▶ _Description of the task_
Output each entry that follows exactly. Images stay out.

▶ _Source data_

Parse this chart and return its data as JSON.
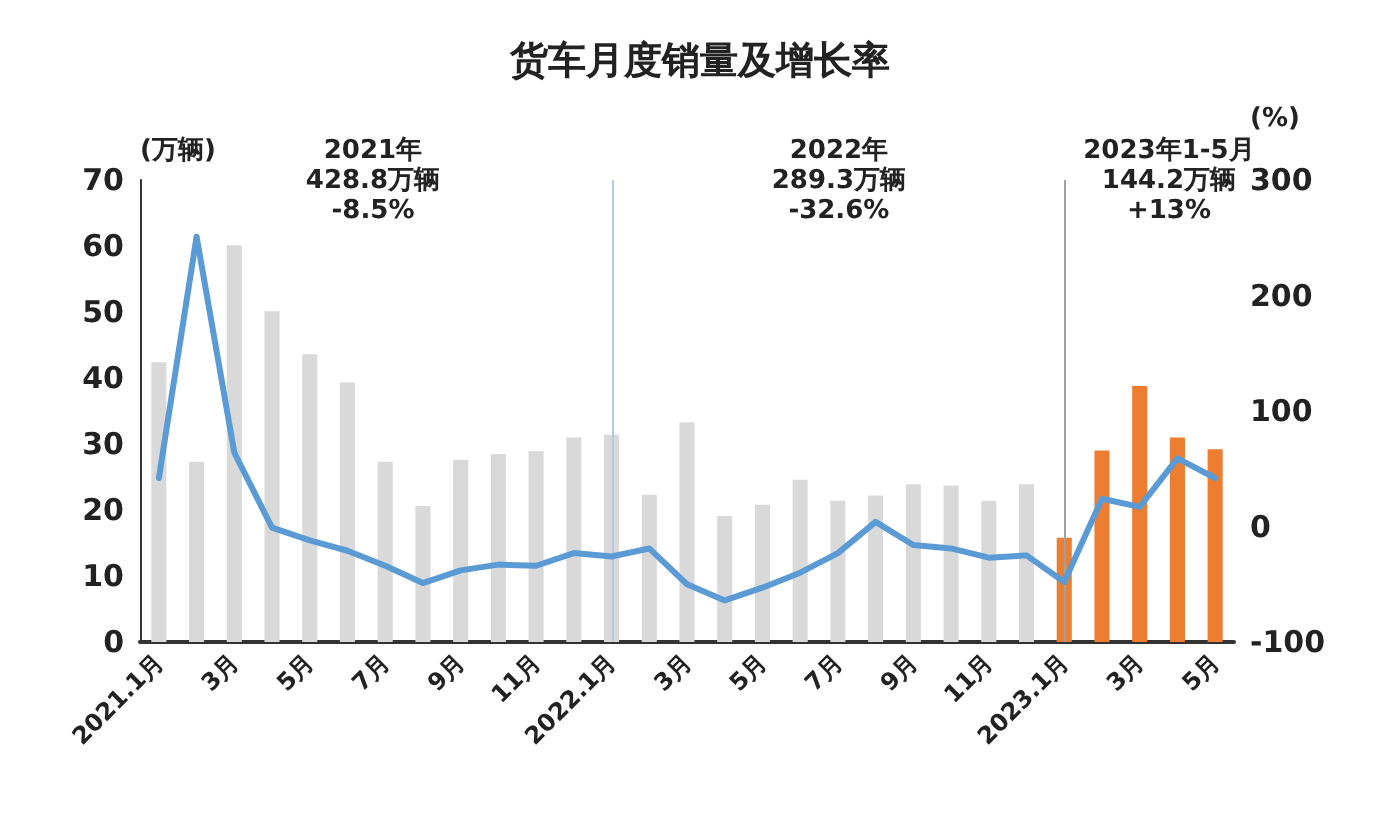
{
  "chart_data": {
    "type": "bar",
    "title": "货车月度销量及增长率",
    "ylabel": "(万辆)",
    "y2label": "(%)",
    "categories": [
      "2021.1月",
      null,
      "3月",
      null,
      "5月",
      null,
      "7月",
      null,
      "9月",
      null,
      "11月",
      null,
      "2022.1月",
      null,
      "3月",
      null,
      "5月",
      null,
      "7月",
      null,
      "9月",
      null,
      "11月",
      null,
      "2023.1月",
      null,
      "3月",
      null,
      "5月"
    ],
    "series": [
      {
        "colors": [
          "#d9d9d9",
          "#d9d9d9",
          "#d9d9d9",
          "#d9d9d9",
          "#d9d9d9",
          "#d9d9d9",
          "#d9d9d9",
          "#d9d9d9",
          "#d9d9d9",
          "#d9d9d9",
          "#d9d9d9",
          "#d9d9d9",
          "#d9d9d9",
          "#d9d9d9",
          "#d9d9d9",
          "#d9d9d9",
          "#d9d9d9",
          "#d9d9d9",
          "#d9d9d9",
          "#d9d9d9",
          "#d9d9d9",
          "#d9d9d9",
          "#d9d9d9",
          "#d9d9d9",
          "#ed7d31",
          "#ed7d31",
          "#ed7d31",
          "#ed7d31",
          "#ed7d31"
        ],
        "values": [
          42.4,
          27.3,
          60.1,
          50.1,
          43.6,
          39.3,
          27.3,
          20.6,
          27.6,
          28.5,
          28.9,
          31.0,
          31.4,
          22.3,
          33.3,
          19.1,
          20.8,
          24.6,
          21.4,
          22.2,
          23.9,
          23.7,
          21.4,
          23.9,
          15.8,
          29.0,
          38.8,
          31.0,
          29.2
        ]
      },
      {
        "type": "line",
        "axis": "y2",
        "color": "#5b9bd5",
        "values": [
          42,
          251,
          64,
          -1,
          -12,
          -21,
          -34,
          -49,
          -38,
          -33,
          -34,
          -23,
          -26,
          -19,
          -50,
          -64,
          -53,
          -40,
          -23,
          4,
          -16,
          -19,
          -27,
          -25,
          -48,
          24,
          17,
          59,
          42
        ]
      }
    ],
    "ylim": [
      0,
      70
    ],
    "yticks": [
      0,
      10,
      20,
      30,
      40,
      50,
      60,
      70
    ],
    "y2lim": [
      -100,
      300
    ],
    "y2ticks": [
      -100,
      0,
      100,
      200,
      300
    ],
    "ref_lines": [
      {
        "axis": "x",
        "value": "2022.1月",
        "color": "#b4c7e7"
      },
      {
        "axis": "x",
        "value": "2023.1月",
        "color": "#a0a0a0"
      }
    ],
    "annotations": [
      "2021年\n428.8万辆\n-8.5%",
      "2022年\n289.3万辆\n-32.6%",
      "2023年1-5月\n144.2万辆\n+13%"
    ],
    "grid": false,
    "marker": "none",
    "line_style": "solid"
  }
}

▶ _Exercise answer_
Parse this chart and return its data as JSON.
{
  "chart_data": {
    "type": "bar",
    "title": "货车月度销量及增长率",
    "ylabel": "(万辆)",
    "y2label": "(%)",
    "categories": [
      "2021.1月",
      null,
      "3月",
      null,
      "5月",
      null,
      "7月",
      null,
      "9月",
      null,
      "11月",
      null,
      "2022.1月",
      null,
      "3月",
      null,
      "5月",
      null,
      "7月",
      null,
      "9月",
      null,
      "11月",
      null,
      "2023.1月",
      null,
      "3月",
      null,
      "5月"
    ],
    "series": [
      {
        "colors": [
          "#d9d9d9",
          "#d9d9d9",
          "#d9d9d9",
          "#d9d9d9",
          "#d9d9d9",
          "#d9d9d9",
          "#d9d9d9",
          "#d9d9d9",
          "#d9d9d9",
          "#d9d9d9",
          "#d9d9d9",
          "#d9d9d9",
          "#d9d9d9",
          "#d9d9d9",
          "#d9d9d9",
          "#d9d9d9",
          "#d9d9d9",
          "#d9d9d9",
          "#d9d9d9",
          "#d9d9d9",
          "#d9d9d9",
          "#d9d9d9",
          "#d9d9d9",
          "#d9d9d9",
          "#ed7d31",
          "#ed7d31",
          "#ed7d31",
          "#ed7d31",
          "#ed7d31"
        ],
        "values": [
          42.4,
          27.3,
          60.1,
          50.1,
          43.6,
          39.3,
          27.3,
          20.6,
          27.6,
          28.5,
          28.9,
          31.0,
          31.4,
          22.3,
          33.3,
          19.1,
          20.8,
          24.6,
          21.4,
          22.2,
          23.9,
          23.7,
          21.4,
          23.9,
          15.8,
          29.0,
          38.8,
          31.0,
          29.2
        ]
      },
      {
        "type": "line",
        "axis": "y2",
        "color": "#5b9bd5",
        "values": [
          42,
          251,
          64,
          -1,
          -12,
          -21,
          -34,
          -49,
          -38,
          -33,
          -34,
          -23,
          -26,
          -19,
          -50,
          -64,
          -53,
          -40,
          -23,
          4,
          -16,
          -19,
          -27,
          -25,
          -48,
          24,
          17,
          59,
          42
        ]
      }
    ],
    "ylim": [
      0,
      70
    ],
    "yticks": [
      0,
      10,
      20,
      30,
      40,
      50,
      60,
      70
    ],
    "y2lim": [
      -100,
      300
    ],
    "y2ticks": [
      -100,
      0,
      100,
      200,
      300
    ],
    "ref_lines": [
      {
        "axis": "x",
        "value": "2022.1月",
        "color": "#b4c7e7"
      },
      {
        "axis": "x",
        "value": "2023.1月",
        "color": "#a0a0a0"
      }
    ],
    "annotations": [
      "2021年\n428.8万辆\n-8.5%",
      "2022年\n289.3万辆\n-32.6%",
      "2023年1-5月\n144.2万辆\n+13%"
    ],
    "grid": false,
    "marker": "none",
    "line_style": "solid"
  }
}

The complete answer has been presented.